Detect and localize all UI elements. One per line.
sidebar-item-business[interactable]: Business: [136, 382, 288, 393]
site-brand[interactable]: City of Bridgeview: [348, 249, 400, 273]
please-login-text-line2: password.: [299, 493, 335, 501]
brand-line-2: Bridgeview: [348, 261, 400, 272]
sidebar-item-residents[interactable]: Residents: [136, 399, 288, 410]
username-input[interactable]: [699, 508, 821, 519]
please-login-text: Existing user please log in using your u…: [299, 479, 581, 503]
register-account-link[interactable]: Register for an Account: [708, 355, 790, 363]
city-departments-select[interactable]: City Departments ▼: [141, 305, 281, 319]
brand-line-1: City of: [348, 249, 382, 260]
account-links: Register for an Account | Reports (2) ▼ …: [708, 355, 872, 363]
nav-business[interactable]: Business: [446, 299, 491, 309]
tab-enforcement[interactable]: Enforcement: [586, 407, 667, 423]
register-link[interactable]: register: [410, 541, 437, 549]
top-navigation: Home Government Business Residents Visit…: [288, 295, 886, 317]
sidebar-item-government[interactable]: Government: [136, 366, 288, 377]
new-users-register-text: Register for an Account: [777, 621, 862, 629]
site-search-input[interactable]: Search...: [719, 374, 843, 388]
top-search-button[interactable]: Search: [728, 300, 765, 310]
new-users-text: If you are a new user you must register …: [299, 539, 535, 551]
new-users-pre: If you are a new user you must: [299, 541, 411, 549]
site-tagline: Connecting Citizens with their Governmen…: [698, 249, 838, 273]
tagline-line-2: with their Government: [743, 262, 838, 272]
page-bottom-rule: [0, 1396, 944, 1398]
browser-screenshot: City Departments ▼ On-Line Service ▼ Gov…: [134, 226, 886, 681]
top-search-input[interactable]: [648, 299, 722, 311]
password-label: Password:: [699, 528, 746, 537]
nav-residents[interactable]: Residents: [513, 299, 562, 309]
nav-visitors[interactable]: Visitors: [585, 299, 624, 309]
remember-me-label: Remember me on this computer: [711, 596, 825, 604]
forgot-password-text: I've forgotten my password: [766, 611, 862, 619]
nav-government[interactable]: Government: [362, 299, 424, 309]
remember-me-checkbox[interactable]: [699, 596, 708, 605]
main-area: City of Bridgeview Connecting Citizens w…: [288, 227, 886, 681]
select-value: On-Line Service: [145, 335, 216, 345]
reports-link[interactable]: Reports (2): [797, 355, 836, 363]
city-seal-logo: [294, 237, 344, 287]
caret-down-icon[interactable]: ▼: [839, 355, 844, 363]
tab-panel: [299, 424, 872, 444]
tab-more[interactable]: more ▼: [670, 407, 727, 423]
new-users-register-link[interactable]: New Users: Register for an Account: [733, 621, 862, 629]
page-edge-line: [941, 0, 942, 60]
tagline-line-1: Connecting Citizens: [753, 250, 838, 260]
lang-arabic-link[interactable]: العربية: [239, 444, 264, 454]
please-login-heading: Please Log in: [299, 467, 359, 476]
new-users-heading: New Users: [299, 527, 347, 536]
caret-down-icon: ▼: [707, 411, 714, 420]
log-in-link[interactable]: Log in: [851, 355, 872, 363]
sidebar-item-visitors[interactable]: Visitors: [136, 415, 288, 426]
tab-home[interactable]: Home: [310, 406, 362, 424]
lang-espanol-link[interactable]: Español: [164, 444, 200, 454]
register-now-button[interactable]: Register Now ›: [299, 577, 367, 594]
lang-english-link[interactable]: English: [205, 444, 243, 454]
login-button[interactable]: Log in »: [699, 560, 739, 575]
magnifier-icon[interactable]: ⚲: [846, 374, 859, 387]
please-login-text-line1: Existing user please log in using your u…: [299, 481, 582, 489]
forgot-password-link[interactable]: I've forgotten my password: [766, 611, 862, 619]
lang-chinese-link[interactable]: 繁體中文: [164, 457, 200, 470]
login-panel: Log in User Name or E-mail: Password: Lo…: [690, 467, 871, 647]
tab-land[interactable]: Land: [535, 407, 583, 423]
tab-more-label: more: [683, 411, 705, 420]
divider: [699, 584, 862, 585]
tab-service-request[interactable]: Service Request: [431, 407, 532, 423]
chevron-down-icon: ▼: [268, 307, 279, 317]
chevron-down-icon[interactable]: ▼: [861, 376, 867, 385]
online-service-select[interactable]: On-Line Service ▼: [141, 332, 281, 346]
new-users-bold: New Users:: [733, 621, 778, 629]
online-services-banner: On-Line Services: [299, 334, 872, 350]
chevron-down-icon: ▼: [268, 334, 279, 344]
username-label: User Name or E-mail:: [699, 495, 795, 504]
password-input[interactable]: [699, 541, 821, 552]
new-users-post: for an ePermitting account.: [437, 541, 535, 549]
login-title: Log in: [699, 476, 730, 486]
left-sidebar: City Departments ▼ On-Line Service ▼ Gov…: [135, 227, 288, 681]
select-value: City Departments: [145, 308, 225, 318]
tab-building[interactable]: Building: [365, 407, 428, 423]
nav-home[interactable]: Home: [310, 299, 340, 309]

◆ What you have to do ◆
Quote the data above word for word, from its first line through the line containing "please-login-text: Existing user".

◆ Final answer ◆
Detect and localize all UI elements. One per line.
sidebar-item-business[interactable]: Business: [136, 382, 288, 393]
site-brand[interactable]: City of Bridgeview: [348, 249, 400, 273]
please-login-text-line2: password.: [299, 493, 335, 501]
brand-line-2: Bridgeview: [348, 261, 400, 272]
sidebar-item-residents[interactable]: Residents: [136, 399, 288, 410]
username-input[interactable]: [699, 508, 821, 519]
please-login-text: Existing user please log in using your u…: [299, 479, 581, 503]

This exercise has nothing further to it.